Request:
From the entries below, please gather each line containing the string "reactive".

Provided records:
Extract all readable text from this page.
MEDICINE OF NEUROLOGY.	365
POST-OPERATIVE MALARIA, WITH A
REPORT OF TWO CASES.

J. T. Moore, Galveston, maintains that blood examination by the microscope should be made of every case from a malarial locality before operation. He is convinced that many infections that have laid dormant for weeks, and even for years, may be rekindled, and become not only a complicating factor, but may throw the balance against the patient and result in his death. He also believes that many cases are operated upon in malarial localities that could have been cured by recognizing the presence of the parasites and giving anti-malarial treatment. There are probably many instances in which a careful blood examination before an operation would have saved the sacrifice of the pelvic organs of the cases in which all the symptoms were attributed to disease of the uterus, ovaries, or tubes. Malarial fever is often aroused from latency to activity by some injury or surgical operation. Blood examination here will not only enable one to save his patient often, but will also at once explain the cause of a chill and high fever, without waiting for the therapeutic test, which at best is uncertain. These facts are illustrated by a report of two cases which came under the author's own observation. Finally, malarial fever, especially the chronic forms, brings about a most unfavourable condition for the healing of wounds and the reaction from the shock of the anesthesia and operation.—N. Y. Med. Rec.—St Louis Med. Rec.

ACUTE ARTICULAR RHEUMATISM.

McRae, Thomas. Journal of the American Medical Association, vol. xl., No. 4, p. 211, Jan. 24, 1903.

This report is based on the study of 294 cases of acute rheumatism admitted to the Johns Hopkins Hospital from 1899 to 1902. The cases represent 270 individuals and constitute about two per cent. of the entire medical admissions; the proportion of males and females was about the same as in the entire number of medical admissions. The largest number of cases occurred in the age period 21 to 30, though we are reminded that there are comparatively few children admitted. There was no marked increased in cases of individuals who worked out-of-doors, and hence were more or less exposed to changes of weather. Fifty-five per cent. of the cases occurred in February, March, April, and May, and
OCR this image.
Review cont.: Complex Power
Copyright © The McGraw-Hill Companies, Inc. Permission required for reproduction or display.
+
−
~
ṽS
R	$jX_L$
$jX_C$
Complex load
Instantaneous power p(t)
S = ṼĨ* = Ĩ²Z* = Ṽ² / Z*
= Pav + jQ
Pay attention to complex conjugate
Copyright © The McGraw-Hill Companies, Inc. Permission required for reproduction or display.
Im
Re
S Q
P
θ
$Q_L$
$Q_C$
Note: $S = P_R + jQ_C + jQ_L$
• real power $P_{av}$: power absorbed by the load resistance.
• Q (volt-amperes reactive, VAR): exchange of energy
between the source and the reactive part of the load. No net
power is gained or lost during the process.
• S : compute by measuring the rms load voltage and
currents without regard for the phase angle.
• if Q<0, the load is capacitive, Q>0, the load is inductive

Response:
• Q (volt-amperes reactive, VAR): exchange of energy
between the source and the reactive part of the load. No net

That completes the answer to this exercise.